DATASET:
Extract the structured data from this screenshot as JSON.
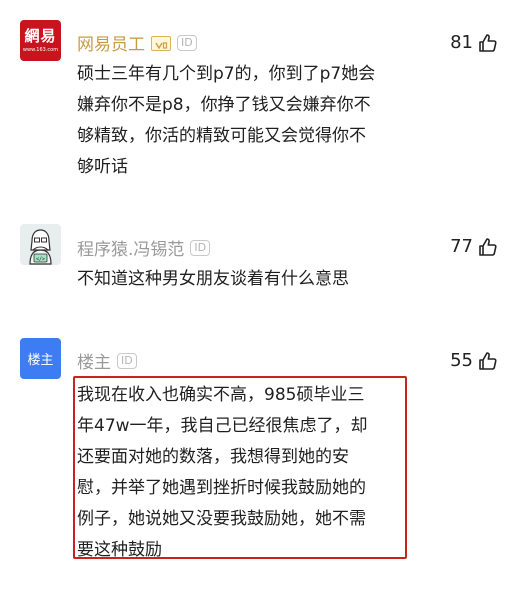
{
  "comments": [
    {
      "username": "网易员工",
      "avatar_label": "網易",
      "avatar_sub": "www.163.com",
      "id_badge": "ID",
      "likes": "81",
      "text": "硕士三年有几个到p7的，你到了p7她会\n嫌弃你不是p8，你挣了钱又会嫌弃你不\n够精致，你活的精致可能又会觉得你不\n够听话"
    },
    {
      "username": "程序猿.冯锡范",
      "avatar_label": "</>",
      "id_badge": "ID",
      "likes": "77",
      "text": "不知道这种男女朋友谈着有什么意思"
    },
    {
      "username": "楼主",
      "avatar_label": "楼主",
      "id_badge": "ID",
      "likes": "55",
      "text": "我现在收入也确实不高，985硕毕业三\n年47w一年，我自己已经很焦虑了，却\n还要面对她的数落，我想得到她的安\n慰，并举了她遇到挫折时候我鼓励她的\n例子，她说她又没要我鼓励她，她不需\n要这种鼓励"
    }
  ],
  "colors": {
    "netease_red": "#c8141f",
    "host_blue": "#3d7cf2",
    "gold_name": "#c79c46",
    "highlight_red": "#c8231f"
  },
  "icons": {
    "like": "thumbs-up-icon",
    "vip": "vip-badge-icon"
  }
}
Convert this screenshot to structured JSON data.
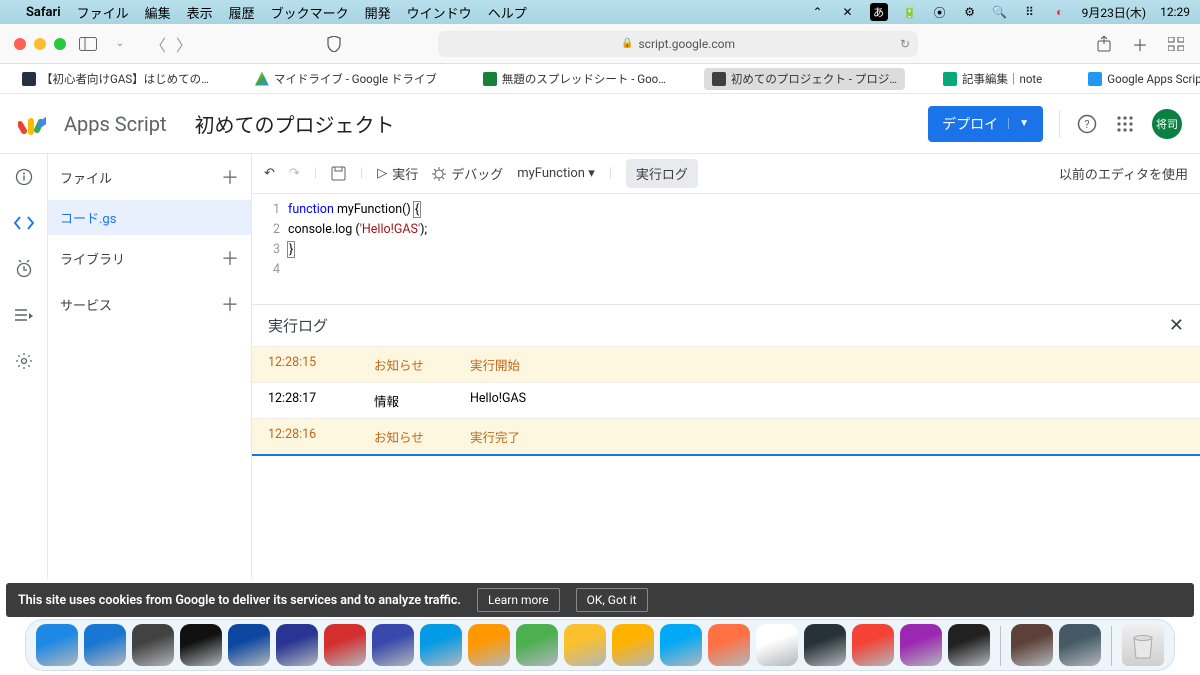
{
  "menubar": {
    "app": "Safari",
    "items": [
      "ファイル",
      "編集",
      "表示",
      "履歴",
      "ブックマーク",
      "開発",
      "ウインドウ",
      "ヘルプ"
    ],
    "date": "9月23日(木)",
    "time": "12:29",
    "input_source": "あ"
  },
  "safari": {
    "url_host": "script.google.com",
    "favorites": [
      {
        "label": "【初心者向けGAS】はじめての…",
        "icon": "#273041",
        "active": false
      },
      {
        "label": "マイドライブ - Google ドライブ",
        "icon": "#f3b600",
        "active": false,
        "tri": true
      },
      {
        "label": "無題のスプレッドシート - Goo…",
        "icon": "#188038",
        "active": false
      },
      {
        "label": "初めてのプロジェクト - プロジ…",
        "icon": "#3c4043",
        "active": true
      },
      {
        "label": "記事編集｜note",
        "icon": "#09a878",
        "active": false
      },
      {
        "label": "Google Apps Script入門～ス…",
        "icon": "#2196f3",
        "active": false
      }
    ]
  },
  "app": {
    "brand": "Apps Script",
    "project_name": "初めてのプロジェクト",
    "deploy_label": "デプロイ",
    "avatar_text": "将司",
    "legacy_label": "以前のエディタを使用"
  },
  "sidebar": {
    "sections": [
      {
        "label": "ファイル"
      },
      {
        "label": "ライブラリ"
      },
      {
        "label": "サービス"
      }
    ],
    "active_file": "コード.gs"
  },
  "editor_toolbar": {
    "run_label": "実行",
    "debug_label": "デバッグ",
    "function_name": "myFunction",
    "log_label": "実行ログ"
  },
  "code": {
    "lines": [
      {
        "n": 1,
        "tokens": [
          {
            "t": "function ",
            "c": "kw1"
          },
          {
            "t": "myFunction() ",
            "c": "fnname"
          },
          {
            "t": "{",
            "c": "cursor-box"
          }
        ]
      },
      {
        "n": 2,
        "tokens": [
          {
            "t": "  console.log (",
            "c": "punc"
          },
          {
            "t": "'Hello!GAS'",
            "c": "str"
          },
          {
            "t": ");",
            "c": "punc"
          }
        ]
      },
      {
        "n": 3,
        "tokens": [
          {
            "t": "}",
            "c": "cursor-box"
          }
        ]
      },
      {
        "n": 4,
        "tokens": []
      }
    ]
  },
  "log": {
    "title": "実行ログ",
    "rows": [
      {
        "time": "12:28:15",
        "level": "お知らせ",
        "msg": "実行開始",
        "notice": true
      },
      {
        "time": "12:28:17",
        "level": "情報",
        "msg": "Hello!GAS",
        "notice": false
      },
      {
        "time": "12:28:16",
        "level": "お知らせ",
        "msg": "実行完了",
        "notice": true
      }
    ]
  },
  "cookie": {
    "text": "This site uses cookies from Google to deliver its services and to analyze traffic.",
    "learn": "Learn more",
    "ok": "OK, Got it"
  },
  "dock": {
    "icons": [
      "#1e88e5",
      "#1976d2",
      "#424242",
      "#111",
      "#0d47a1",
      "#283593",
      "#d32f2f",
      "#3949ab",
      "#039be5",
      "#ff9800",
      "#4caf50",
      "#fbc02d",
      "#ffb300",
      "#03a9f4",
      "#ff7043",
      "#ffffff",
      "#263238",
      "#f44336",
      "#9c27b0",
      "#212121"
    ],
    "right_icons": [
      "#5d4037",
      "#455a64"
    ]
  }
}
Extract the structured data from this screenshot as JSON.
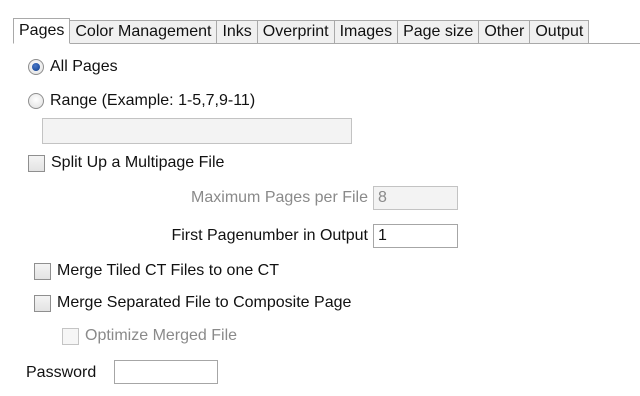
{
  "tabs": [
    {
      "label": "Pages",
      "active": true
    },
    {
      "label": "Color Management",
      "active": false
    },
    {
      "label": "Inks",
      "active": false
    },
    {
      "label": "Overprint",
      "active": false
    },
    {
      "label": "Images",
      "active": false
    },
    {
      "label": "Page size",
      "active": false
    },
    {
      "label": "Other",
      "active": false
    },
    {
      "label": "Output",
      "active": false
    }
  ],
  "pages": {
    "all_pages_label": "All Pages",
    "all_pages_selected": true,
    "range_label": "Range (Example: 1-5,7,9-11)",
    "range_value": "",
    "split_label": "Split Up a Multipage File",
    "split_checked": false,
    "max_pages_label": "Maximum Pages per File",
    "max_pages_value": "8",
    "first_page_label": "First Pagenumber in Output",
    "first_page_value": "1",
    "merge_tiled_label": "Merge Tiled CT Files to one CT",
    "merge_tiled_checked": false,
    "merge_separated_label": "Merge Separated File to Composite Page",
    "merge_separated_checked": false,
    "optimize_label": "Optimize Merged File",
    "optimize_checked": false,
    "password_label": "Password",
    "password_value": ""
  }
}
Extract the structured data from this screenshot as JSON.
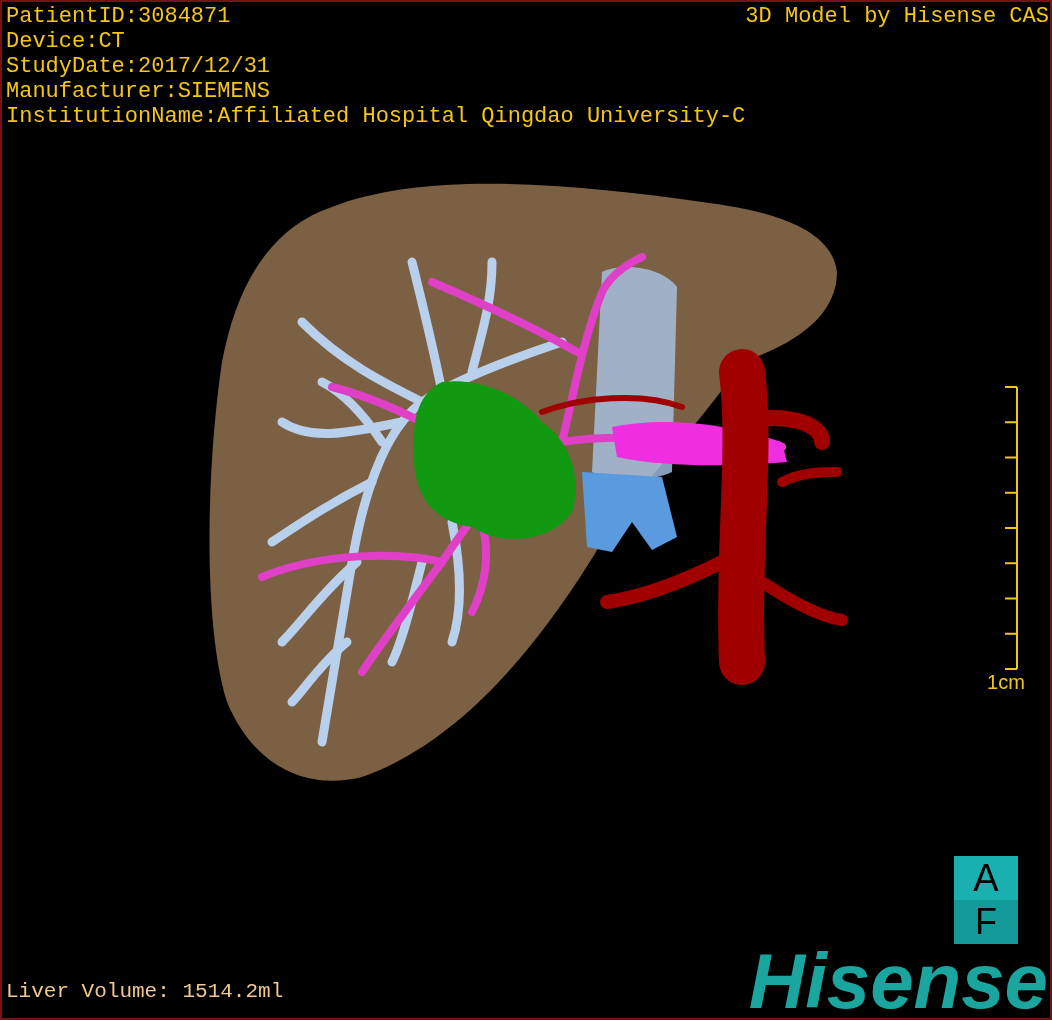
{
  "info_lines": [
    "PatientID:3084871",
    "Device:CT",
    "StudyDate:2017/12/31",
    "Manufacturer:SIEMENS",
    "InstitutionName:Affiliated Hospital Qingdao University-C"
  ],
  "title": "3D Model by Hisense CAS",
  "scale_bar": {
    "label": "1cm"
  },
  "orientation_cube": {
    "top": "A",
    "bottom": "F"
  },
  "liver_volume": "Liver Volume: 1514.2ml",
  "logo": "Hisense"
}
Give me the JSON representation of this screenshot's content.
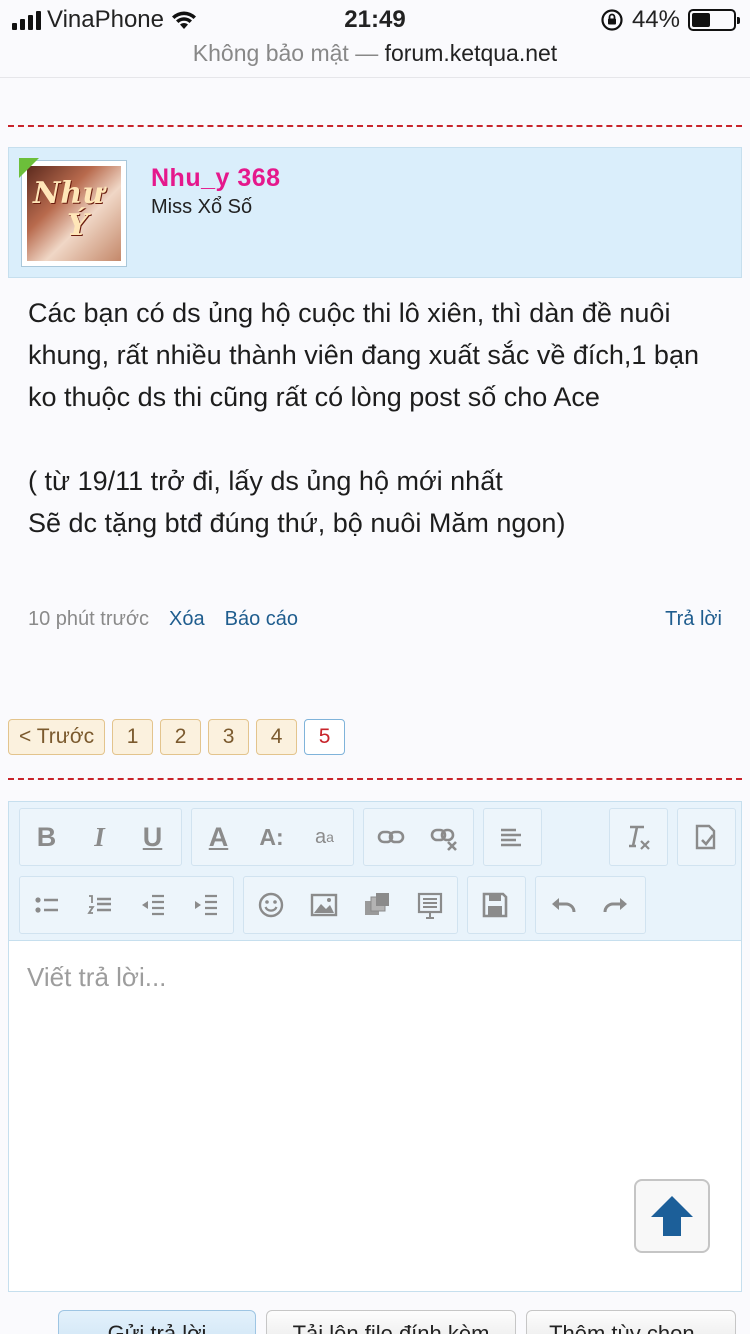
{
  "status_bar": {
    "carrier": "VinaPhone",
    "time": "21:49",
    "battery": "44%",
    "battery_level": 0.44
  },
  "url_bar": {
    "security": "Không bảo mật —",
    "domain": "forum.ketqua.net"
  },
  "post": {
    "author": "Nhu_y 368",
    "author_title": "Miss Xổ Số",
    "avatar_text_1": "Như",
    "avatar_text_2": "Ý",
    "body_1": "Các bạn có ds ủng hộ cuộc thi lô xiên, thì dàn đề nuôi khung, rất nhiều thành viên đang xuất sắc về đích,1 bạn ko thuộc ds thi cũng rất có lòng post số cho Ace",
    "body_2": "( từ 19/11 trở đi, lấy ds ủng hộ mới nhất\nSẽ dc tặng btđ đúng thứ, bộ nuôi Măm ngon)",
    "time": "10 phút trước",
    "delete": "Xóa",
    "report": "Báo cáo",
    "reply": "Trả lời"
  },
  "pagination": {
    "prev": "< Trước",
    "pages": [
      "1",
      "2",
      "3",
      "4",
      "5"
    ],
    "current": "5"
  },
  "editor": {
    "placeholder": "Viết trả lời...",
    "toolbar": {
      "bold": "B",
      "italic": "I",
      "underline": "U",
      "font_color": "A",
      "font_size": "A:",
      "font_family": "a",
      "font_family_sub": "a"
    }
  },
  "buttons": {
    "submit": "Gửi trả lời",
    "upload": "Tải lên file đính kèm",
    "more": "Thêm tùy chọn..."
  }
}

TO BE DONE: Begin with the line containing "Give me the" and end with the final line of the data, printing those lines exactly and only; pictures are left out.

COMPLETED TASK:
Give me the JSON representation of this screenshot's content.
{
  "status_bar": {
    "carrier": "VinaPhone",
    "time": "21:49",
    "battery": "44%",
    "battery_level": 0.44
  },
  "url_bar": {
    "security": "Không bảo mật —",
    "domain": "forum.ketqua.net"
  },
  "post": {
    "author": "Nhu_y 368",
    "author_title": "Miss Xổ Số",
    "avatar_text_1": "Như",
    "avatar_text_2": "Ý",
    "body_1": "Các bạn có ds ủng hộ cuộc thi lô xiên, thì dàn đề nuôi khung, rất nhiều thành viên đang xuất sắc về đích,1 bạn ko thuộc ds thi cũng rất có lòng post số cho Ace",
    "body_2": "( từ 19/11 trở đi, lấy ds ủng hộ mới nhất\nSẽ dc tặng btđ đúng thứ, bộ nuôi Măm ngon)",
    "time": "10 phút trước",
    "delete": "Xóa",
    "report": "Báo cáo",
    "reply": "Trả lời"
  },
  "pagination": {
    "prev": "< Trước",
    "pages": [
      "1",
      "2",
      "3",
      "4",
      "5"
    ],
    "current": "5"
  },
  "editor": {
    "placeholder": "Viết trả lời...",
    "toolbar": {
      "bold": "B",
      "italic": "I",
      "underline": "U",
      "font_color": "A",
      "font_size": "A:",
      "font_family": "a",
      "font_family_sub": "a"
    }
  },
  "buttons": {
    "submit": "Gửi trả lời",
    "upload": "Tải lên file đính kèm",
    "more": "Thêm tùy chọn..."
  }
}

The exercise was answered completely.